TASK STATEMENT: How many lines of the material below contain the string "Area"? Answer with the number and nothing else.

PROVIDED INFORMATION:
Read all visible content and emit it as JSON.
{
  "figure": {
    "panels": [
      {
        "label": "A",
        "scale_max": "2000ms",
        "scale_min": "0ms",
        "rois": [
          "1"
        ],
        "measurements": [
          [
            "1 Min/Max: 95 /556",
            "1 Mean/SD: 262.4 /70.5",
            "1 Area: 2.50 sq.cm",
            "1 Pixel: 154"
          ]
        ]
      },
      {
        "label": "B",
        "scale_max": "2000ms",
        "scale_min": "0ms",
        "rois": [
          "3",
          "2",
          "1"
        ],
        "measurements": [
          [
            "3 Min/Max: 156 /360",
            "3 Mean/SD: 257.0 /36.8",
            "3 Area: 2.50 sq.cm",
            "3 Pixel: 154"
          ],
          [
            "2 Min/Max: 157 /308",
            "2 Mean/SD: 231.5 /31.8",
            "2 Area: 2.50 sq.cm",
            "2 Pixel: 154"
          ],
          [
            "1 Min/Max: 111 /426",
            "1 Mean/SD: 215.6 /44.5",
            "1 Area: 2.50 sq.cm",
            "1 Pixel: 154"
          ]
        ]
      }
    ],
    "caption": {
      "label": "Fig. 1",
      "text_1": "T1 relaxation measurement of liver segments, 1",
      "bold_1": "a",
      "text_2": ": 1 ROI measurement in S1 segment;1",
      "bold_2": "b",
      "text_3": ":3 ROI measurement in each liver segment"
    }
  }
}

IN RESPONSE: 4